* REQUIREMENTS *
The line containing "Give me a plain-text" and every line after it, through the last, are to be extracted exactly; no other lines belong in the answer.

Raw records:
==========

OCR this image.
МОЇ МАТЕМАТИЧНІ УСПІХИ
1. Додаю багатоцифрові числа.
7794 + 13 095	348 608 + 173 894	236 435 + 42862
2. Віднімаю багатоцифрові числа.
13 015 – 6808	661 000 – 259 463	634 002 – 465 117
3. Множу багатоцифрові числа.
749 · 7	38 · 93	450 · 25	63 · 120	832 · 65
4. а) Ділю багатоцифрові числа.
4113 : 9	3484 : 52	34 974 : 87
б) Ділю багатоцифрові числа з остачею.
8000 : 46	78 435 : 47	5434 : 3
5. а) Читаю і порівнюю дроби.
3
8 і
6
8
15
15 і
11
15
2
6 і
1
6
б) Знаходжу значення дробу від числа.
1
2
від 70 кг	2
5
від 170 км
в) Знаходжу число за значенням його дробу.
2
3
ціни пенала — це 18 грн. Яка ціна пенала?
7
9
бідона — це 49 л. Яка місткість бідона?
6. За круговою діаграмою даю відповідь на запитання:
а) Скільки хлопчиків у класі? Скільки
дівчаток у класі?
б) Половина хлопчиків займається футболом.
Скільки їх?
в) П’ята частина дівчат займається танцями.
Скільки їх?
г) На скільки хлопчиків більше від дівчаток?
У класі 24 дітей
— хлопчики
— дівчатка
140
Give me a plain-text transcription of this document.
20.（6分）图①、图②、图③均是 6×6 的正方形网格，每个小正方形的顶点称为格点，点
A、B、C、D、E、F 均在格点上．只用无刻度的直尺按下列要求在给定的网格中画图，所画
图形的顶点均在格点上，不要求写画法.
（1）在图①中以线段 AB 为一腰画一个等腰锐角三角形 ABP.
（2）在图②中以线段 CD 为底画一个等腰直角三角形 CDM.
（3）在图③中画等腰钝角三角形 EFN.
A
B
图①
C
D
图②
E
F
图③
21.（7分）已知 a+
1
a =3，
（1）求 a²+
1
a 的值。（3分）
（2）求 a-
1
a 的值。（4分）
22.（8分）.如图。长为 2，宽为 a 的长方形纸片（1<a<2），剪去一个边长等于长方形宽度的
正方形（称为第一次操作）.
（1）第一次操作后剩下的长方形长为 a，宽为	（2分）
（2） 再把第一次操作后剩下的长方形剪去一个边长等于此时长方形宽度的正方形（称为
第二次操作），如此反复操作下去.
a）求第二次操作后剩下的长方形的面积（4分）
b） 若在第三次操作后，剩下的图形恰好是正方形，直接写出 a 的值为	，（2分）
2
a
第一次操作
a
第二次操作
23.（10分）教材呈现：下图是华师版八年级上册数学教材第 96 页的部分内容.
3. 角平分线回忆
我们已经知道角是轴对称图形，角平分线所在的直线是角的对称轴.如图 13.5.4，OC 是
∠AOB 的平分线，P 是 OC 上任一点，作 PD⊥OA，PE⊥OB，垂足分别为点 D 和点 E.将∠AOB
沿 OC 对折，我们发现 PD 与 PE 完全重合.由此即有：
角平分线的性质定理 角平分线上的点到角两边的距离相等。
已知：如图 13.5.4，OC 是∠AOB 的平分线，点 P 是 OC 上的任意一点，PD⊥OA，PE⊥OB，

==========

* EXERCISE SOLUTION *
Give me a plain-text transcription of this document.
20.（6分）图①、图②、图③均是 6×6 的正方形网格，每个小正方形的顶点称为格点，点
A、B、C、D、E、F 均在格点上．只用无刻度的直尺按下列要求在给定的网格中画图，所画
图形的顶点均在格点上，不要求写画法.
（1）在图①中以线段 AB 为一腰画一个等腰锐角三角形 ABP.
（2）在图②中以线段 CD 为底画一个等腰直角三角形 CDM.
（3）在图③中画等腰钝角三角形 EFN.
A
B
图①
C
D
图②
E
F
图③
21.（7分）已知 a+
1
a =3，
（1）求 a²+
1
a 的值。（3分）
（2）求 a-
1
a 的值。（4分）
22.（8分）.如图。长为 2，宽为 a 的长方形纸片（1<a<2），剪去一个边长等于长方形宽度的
正方形（称为第一次操作）.
（1）第一次操作后剩下的长方形长为 a，宽为	（2分）
（2） 再把第一次操作后剩下的长方形剪去一个边长等于此时长方形宽度的正方形（称为
第二次操作），如此反复操作下去.
a）求第二次操作后剩下的长方形的面积（4分）
b） 若在第三次操作后，剩下的图形恰好是正方形，直接写出 a 的值为	，（2分）
2
a
第一次操作
a
第二次操作
23.（10分）教材呈现：下图是华师版八年级上册数学教材第 96 页的部分内容.
3. 角平分线回忆
我们已经知道角是轴对称图形，角平分线所在的直线是角的对称轴.如图 13.5.4，OC 是
∠AOB 的平分线，P 是 OC 上任一点，作 PD⊥OA，PE⊥OB，垂足分别为点 D 和点 E.将∠AOB
沿 OC 对折，我们发现 PD 与 PE 完全重合.由此即有：
角平分线的性质定理 角平分线上的点到角两边的距离相等。
已知：如图 13.5.4，OC 是∠AOB 的平分线，点 P 是 OC 上的任意一点，PD⊥OA，PE⊥OB，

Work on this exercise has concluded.